Problem to work on
Copy down every line where the string "округ" shows up.

Records shown
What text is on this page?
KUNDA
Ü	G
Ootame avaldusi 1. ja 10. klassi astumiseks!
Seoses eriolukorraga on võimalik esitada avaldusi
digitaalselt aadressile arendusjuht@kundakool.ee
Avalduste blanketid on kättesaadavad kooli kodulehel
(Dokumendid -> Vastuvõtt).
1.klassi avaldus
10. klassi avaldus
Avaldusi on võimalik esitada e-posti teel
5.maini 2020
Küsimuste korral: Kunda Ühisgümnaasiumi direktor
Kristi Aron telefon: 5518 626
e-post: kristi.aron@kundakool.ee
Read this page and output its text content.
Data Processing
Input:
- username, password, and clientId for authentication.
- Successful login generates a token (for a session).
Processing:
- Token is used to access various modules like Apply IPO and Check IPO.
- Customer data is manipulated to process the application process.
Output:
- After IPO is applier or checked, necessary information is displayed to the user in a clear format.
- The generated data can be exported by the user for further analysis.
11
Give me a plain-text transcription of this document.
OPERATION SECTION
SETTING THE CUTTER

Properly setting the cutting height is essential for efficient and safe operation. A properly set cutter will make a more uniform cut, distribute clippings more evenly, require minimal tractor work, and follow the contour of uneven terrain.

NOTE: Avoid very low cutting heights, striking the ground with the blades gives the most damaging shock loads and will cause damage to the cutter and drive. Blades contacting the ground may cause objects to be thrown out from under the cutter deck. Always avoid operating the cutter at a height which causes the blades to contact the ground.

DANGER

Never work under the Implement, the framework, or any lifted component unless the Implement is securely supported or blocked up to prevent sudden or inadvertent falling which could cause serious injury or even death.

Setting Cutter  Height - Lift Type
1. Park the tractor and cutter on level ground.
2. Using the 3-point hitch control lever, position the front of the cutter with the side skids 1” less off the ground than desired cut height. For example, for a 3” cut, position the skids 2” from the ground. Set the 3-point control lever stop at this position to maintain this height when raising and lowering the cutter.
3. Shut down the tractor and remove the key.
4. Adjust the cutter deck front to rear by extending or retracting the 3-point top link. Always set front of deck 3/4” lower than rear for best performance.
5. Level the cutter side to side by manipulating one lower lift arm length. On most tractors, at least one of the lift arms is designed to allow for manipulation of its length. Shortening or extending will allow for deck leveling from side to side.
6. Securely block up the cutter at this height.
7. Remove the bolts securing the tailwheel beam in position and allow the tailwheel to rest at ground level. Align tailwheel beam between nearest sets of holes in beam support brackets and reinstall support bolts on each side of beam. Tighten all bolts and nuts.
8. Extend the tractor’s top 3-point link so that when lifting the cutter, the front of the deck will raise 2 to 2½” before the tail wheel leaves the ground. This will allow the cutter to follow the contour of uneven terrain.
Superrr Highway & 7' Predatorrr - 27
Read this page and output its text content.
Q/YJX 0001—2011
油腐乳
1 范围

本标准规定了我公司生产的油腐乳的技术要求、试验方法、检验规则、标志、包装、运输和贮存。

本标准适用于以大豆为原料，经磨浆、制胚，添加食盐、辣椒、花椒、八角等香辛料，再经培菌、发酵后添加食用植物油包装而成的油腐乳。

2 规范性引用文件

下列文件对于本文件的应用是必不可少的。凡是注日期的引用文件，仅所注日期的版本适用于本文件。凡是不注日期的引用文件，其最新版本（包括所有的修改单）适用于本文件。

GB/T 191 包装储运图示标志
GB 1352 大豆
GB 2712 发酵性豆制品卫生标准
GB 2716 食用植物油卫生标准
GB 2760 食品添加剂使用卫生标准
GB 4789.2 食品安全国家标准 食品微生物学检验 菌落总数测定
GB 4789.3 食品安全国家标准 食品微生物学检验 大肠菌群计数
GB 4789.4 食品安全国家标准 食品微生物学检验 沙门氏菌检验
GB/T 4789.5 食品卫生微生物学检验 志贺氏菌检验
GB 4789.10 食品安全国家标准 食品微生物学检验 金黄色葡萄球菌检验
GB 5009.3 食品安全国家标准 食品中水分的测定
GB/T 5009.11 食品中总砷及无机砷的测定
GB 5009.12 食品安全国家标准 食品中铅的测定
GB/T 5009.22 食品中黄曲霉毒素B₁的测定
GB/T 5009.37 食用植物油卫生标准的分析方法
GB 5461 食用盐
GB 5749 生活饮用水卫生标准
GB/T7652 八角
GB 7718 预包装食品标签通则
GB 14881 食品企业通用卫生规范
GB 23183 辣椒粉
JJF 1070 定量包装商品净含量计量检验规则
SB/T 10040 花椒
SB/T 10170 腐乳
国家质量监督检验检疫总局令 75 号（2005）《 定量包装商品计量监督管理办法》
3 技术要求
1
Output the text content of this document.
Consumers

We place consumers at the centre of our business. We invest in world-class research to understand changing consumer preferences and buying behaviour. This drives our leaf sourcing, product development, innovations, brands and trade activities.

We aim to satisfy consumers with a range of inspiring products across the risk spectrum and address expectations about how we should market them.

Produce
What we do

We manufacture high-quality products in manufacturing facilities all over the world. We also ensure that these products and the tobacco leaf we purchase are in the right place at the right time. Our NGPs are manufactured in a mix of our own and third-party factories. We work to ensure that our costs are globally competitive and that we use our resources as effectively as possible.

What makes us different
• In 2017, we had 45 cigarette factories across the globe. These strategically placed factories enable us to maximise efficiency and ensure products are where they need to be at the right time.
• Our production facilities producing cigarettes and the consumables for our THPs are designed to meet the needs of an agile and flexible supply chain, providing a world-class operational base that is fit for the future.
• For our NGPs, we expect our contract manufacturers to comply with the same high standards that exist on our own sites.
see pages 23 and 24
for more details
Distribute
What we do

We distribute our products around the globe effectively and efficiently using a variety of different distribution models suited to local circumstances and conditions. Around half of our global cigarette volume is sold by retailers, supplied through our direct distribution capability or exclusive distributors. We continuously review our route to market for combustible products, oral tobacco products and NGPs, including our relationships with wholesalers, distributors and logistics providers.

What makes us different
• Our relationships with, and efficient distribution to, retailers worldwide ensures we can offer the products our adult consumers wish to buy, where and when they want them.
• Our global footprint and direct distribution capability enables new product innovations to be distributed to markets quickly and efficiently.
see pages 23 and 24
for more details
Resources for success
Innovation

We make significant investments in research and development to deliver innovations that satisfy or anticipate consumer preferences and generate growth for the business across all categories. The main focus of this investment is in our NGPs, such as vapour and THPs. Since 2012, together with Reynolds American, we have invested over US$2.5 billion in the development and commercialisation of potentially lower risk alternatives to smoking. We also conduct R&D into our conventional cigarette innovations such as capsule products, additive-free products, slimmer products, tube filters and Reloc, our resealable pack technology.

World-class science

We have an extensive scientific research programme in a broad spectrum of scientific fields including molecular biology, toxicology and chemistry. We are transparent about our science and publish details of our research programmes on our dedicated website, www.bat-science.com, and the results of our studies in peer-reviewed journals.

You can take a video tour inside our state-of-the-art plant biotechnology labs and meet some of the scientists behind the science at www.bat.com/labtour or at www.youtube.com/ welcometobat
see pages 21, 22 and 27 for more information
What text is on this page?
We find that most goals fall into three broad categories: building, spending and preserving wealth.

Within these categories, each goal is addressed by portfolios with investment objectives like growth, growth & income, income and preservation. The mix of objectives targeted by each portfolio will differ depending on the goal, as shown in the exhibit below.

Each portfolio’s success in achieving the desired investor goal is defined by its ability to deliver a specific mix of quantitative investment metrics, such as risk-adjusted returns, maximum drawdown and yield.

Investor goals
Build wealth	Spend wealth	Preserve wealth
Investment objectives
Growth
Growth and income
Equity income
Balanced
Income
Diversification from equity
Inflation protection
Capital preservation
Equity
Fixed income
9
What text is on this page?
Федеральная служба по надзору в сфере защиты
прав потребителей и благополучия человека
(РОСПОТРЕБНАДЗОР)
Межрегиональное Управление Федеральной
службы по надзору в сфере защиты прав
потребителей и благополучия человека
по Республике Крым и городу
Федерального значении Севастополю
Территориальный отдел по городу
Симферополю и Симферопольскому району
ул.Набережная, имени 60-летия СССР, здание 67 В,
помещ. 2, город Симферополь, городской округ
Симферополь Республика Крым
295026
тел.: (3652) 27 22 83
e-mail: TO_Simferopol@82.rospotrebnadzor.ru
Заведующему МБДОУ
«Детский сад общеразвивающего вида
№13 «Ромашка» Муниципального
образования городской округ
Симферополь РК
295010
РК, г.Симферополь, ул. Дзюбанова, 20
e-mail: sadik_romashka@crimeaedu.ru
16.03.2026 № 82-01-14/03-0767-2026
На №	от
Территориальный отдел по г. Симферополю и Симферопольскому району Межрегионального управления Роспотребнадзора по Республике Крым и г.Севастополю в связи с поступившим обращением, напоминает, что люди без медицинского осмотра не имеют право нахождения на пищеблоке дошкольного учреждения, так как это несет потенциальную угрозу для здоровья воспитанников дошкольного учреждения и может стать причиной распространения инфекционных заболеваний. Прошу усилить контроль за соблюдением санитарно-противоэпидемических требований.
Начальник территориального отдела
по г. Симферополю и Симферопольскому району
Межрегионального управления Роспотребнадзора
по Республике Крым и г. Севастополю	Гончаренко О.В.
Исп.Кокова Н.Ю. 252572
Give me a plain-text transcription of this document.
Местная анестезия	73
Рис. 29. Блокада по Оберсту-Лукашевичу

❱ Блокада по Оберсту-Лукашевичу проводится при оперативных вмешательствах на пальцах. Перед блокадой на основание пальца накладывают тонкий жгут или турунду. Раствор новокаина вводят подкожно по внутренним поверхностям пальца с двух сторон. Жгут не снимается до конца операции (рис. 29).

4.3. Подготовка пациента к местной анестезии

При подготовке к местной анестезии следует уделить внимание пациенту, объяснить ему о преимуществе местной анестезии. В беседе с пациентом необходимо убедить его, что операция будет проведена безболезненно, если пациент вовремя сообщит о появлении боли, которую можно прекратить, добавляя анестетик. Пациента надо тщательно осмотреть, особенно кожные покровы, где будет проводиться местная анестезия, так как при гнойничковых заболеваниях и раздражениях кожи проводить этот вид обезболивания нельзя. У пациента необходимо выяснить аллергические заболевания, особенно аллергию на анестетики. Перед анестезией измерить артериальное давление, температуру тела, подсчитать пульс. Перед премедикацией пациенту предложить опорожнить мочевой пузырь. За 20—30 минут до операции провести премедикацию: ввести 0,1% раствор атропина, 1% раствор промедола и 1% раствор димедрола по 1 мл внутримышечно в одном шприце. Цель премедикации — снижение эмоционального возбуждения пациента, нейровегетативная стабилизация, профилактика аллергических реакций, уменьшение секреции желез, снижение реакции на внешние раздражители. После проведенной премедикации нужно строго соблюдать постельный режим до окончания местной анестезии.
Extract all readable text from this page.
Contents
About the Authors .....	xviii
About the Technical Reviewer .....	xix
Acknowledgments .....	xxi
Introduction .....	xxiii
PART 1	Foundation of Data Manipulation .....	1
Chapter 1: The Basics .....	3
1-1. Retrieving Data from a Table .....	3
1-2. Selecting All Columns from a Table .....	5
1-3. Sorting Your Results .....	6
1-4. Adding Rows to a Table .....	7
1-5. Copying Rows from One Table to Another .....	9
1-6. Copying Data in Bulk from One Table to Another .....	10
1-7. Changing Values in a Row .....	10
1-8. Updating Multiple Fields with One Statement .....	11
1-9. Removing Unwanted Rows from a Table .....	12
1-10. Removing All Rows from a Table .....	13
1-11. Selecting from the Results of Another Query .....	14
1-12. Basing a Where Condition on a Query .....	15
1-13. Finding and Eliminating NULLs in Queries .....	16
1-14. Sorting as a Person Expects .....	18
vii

Correct answer
помещ. 2, город Симферополь, городской округ
образования городской округ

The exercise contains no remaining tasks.